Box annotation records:

[BEGIN]

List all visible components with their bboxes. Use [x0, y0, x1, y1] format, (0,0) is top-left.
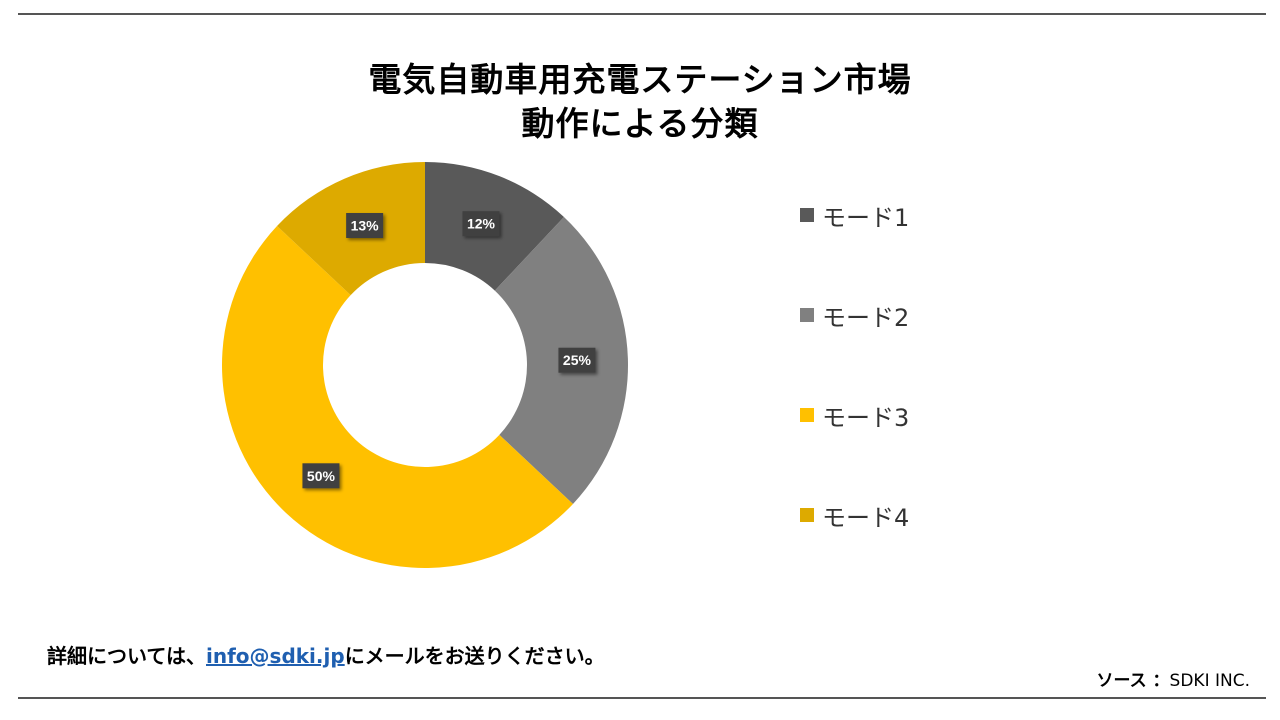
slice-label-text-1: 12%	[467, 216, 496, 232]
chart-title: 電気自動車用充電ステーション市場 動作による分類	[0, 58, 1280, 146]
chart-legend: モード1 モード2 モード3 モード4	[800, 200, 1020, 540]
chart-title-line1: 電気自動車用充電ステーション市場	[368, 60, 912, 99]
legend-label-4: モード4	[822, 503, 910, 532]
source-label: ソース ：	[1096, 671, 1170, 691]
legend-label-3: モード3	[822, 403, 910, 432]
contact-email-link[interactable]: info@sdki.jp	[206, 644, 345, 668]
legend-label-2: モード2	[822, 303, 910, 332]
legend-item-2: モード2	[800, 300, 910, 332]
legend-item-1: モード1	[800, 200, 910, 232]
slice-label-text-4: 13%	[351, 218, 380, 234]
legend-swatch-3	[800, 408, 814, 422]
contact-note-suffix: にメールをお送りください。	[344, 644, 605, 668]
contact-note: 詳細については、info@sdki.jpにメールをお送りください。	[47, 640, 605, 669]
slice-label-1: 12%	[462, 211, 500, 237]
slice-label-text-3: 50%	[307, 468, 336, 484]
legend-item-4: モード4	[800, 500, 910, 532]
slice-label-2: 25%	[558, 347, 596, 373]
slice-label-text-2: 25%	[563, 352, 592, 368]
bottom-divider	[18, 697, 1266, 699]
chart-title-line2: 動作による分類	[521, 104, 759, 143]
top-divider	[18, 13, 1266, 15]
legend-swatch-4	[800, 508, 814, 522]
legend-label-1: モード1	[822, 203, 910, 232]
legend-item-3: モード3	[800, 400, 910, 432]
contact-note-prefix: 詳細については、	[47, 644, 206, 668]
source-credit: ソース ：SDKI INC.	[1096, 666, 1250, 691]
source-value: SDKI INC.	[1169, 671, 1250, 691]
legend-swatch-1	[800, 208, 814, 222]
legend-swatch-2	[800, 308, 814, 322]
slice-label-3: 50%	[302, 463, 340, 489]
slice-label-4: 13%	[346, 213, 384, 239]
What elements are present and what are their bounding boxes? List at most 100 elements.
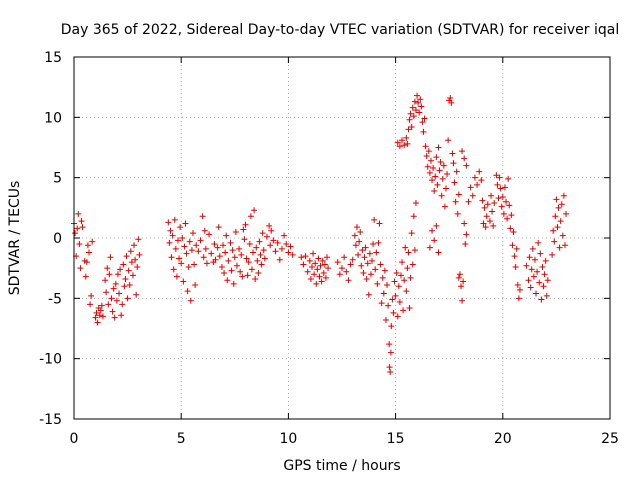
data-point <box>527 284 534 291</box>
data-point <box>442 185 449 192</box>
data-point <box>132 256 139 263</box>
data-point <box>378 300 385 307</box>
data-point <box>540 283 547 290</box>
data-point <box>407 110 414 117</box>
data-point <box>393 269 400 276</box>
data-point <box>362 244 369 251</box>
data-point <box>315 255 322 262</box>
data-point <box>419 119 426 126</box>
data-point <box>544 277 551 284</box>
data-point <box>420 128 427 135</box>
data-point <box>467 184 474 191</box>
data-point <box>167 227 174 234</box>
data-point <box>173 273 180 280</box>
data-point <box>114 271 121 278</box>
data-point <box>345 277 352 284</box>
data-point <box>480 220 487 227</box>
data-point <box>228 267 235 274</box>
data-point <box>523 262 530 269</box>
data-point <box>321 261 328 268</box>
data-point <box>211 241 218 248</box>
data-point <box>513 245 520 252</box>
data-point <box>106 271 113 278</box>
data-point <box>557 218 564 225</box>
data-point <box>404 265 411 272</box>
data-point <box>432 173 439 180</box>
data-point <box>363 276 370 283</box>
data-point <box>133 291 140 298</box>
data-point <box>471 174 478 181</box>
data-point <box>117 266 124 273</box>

[END]

Could you return every one of these records word for word, leaving out the pictures?

Solution to the exercise -
List all visible components with their bboxes. Use [x0, y0, x1, y1] format, (0,0) is top-left.
slice-label-text-1: 12%	[467, 216, 496, 232]
chart-title: 電気自動車用充電ステーション市場 動作による分類	[0, 58, 1280, 146]
chart-legend: モード1 モード2 モード3 モード4	[800, 200, 1020, 540]
chart-title-line1: 電気自動車用充電ステーション市場	[368, 60, 912, 99]
legend-label-4: モード4	[822, 503, 910, 532]
source-label: ソース ：	[1096, 671, 1170, 691]
legend-label-3: モード3	[822, 403, 910, 432]
contact-email-link[interactable]: info@sdki.jp	[206, 644, 345, 668]
legend-label-2: モード2	[822, 303, 910, 332]
legend-item-2: モード2	[800, 300, 910, 332]
legend-item-1: モード1	[800, 200, 910, 232]
slice-label-text-4: 13%	[351, 218, 380, 234]
legend-swatch-3	[800, 408, 814, 422]
contact-note-suffix: にメールをお送りください。	[344, 644, 605, 668]
contact-note: 詳細については、info@sdki.jpにメールをお送りください。	[47, 640, 605, 669]
slice-label-1: 12%	[462, 211, 500, 237]
slice-label-text-3: 50%	[307, 468, 336, 484]
legend-item-4: モード4	[800, 500, 910, 532]
slice-label-2: 25%	[558, 347, 596, 373]
slice-label-text-2: 25%	[563, 352, 592, 368]
bottom-divider	[18, 697, 1266, 699]
chart-title-line2: 動作による分類	[521, 104, 759, 143]
top-divider	[18, 13, 1266, 15]
legend-swatch-4	[800, 508, 814, 522]
legend-label-1: モード1	[822, 203, 910, 232]
legend-item-3: モード3	[800, 400, 910, 432]
contact-note-prefix: 詳細については、	[47, 644, 206, 668]
source-credit: ソース ：SDKI INC.	[1096, 666, 1250, 691]
source-value: SDKI INC.	[1169, 671, 1250, 691]
legend-swatch-1	[800, 208, 814, 222]
legend-swatch-2	[800, 308, 814, 322]
slice-label-3: 50%	[302, 463, 340, 489]
slice-label-4: 13%	[346, 213, 384, 239]
What elements are present and what are their bounding boxes? List at most 100 elements.
data-point <box>527 284 534 291</box>
data-point <box>442 185 449 192</box>
data-point <box>132 256 139 263</box>
data-point <box>378 300 385 307</box>
data-point <box>540 283 547 290</box>
data-point <box>407 110 414 117</box>
data-point <box>393 269 400 276</box>
data-point <box>362 244 369 251</box>
data-point <box>315 255 322 262</box>
data-point <box>419 119 426 126</box>
data-point <box>544 277 551 284</box>
data-point <box>420 128 427 135</box>
data-point <box>467 184 474 191</box>
data-point <box>167 227 174 234</box>
data-point <box>173 273 180 280</box>
data-point <box>114 271 121 278</box>
data-point <box>345 277 352 284</box>
data-point <box>480 220 487 227</box>
data-point <box>228 267 235 274</box>
data-point <box>523 262 530 269</box>
data-point <box>321 261 328 268</box>
data-point <box>211 241 218 248</box>
data-point <box>513 245 520 252</box>
data-point <box>106 271 113 278</box>
data-point <box>557 218 564 225</box>
data-point <box>404 265 411 272</box>
data-point <box>432 173 439 180</box>
data-point <box>363 276 370 283</box>
data-point <box>133 291 140 298</box>
data-point <box>471 174 478 181</box>
data-point <box>117 266 124 273</box>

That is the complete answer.